> [Exercise directions]
Reproduce every entry that follows word for word, but omit the images.

*-*-*

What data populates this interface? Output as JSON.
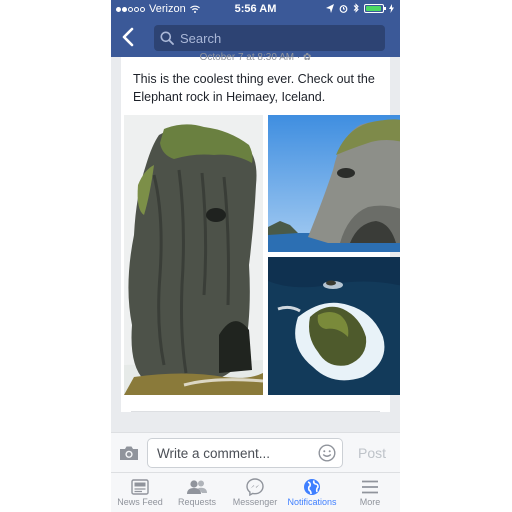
{
  "status_bar": {
    "carrier": "Verizon",
    "time": "5:56 AM",
    "battery_level": 0.95,
    "battery_color": "#4cd964"
  },
  "nav": {
    "back_icon": "chevron-left-icon",
    "search_placeholder": "Search"
  },
  "post": {
    "timestamp": "October 7 at 8:30 AM · ✿",
    "text": "This is the coolest thing ever. Check out the Elephant rock in Heimaey, Iceland."
  },
  "comment_bar": {
    "placeholder": "Write a comment...",
    "post_label": "Post"
  },
  "tabs": [
    {
      "label": "News Feed",
      "icon": "news-feed-icon",
      "active": false
    },
    {
      "label": "Requests",
      "icon": "friend-requests-icon",
      "active": false
    },
    {
      "label": "Messenger",
      "icon": "messenger-icon",
      "active": false
    },
    {
      "label": "Notifications",
      "icon": "globe-icon",
      "active": true
    },
    {
      "label": "More",
      "icon": "menu-icon",
      "active": false
    }
  ],
  "colors": {
    "brand": "#3b5998",
    "active_tab": "#4080ff",
    "inactive_tab": "#90949c"
  }
}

*-*-*

> [Task response]
What data populates this interface? Output as JSON.
{
  "status_bar": {
    "carrier": "Verizon",
    "time": "5:56 AM",
    "battery_level": 0.95,
    "battery_color": "#4cd964"
  },
  "nav": {
    "back_icon": "chevron-left-icon",
    "search_placeholder": "Search"
  },
  "post": {
    "timestamp": "October 7 at 8:30 AM · ✿",
    "text": "This is the coolest thing ever. Check out the Elephant rock in Heimaey, Iceland."
  },
  "comment_bar": {
    "placeholder": "Write a comment...",
    "post_label": "Post"
  },
  "tabs": [
    {
      "label": "News Feed",
      "icon": "news-feed-icon",
      "active": false
    },
    {
      "label": "Requests",
      "icon": "friend-requests-icon",
      "active": false
    },
    {
      "label": "Messenger",
      "icon": "messenger-icon",
      "active": false
    },
    {
      "label": "Notifications",
      "icon": "globe-icon",
      "active": true
    },
    {
      "label": "More",
      "icon": "menu-icon",
      "active": false
    }
  ],
  "colors": {
    "brand": "#3b5998",
    "active_tab": "#4080ff",
    "inactive_tab": "#90949c"
  }
}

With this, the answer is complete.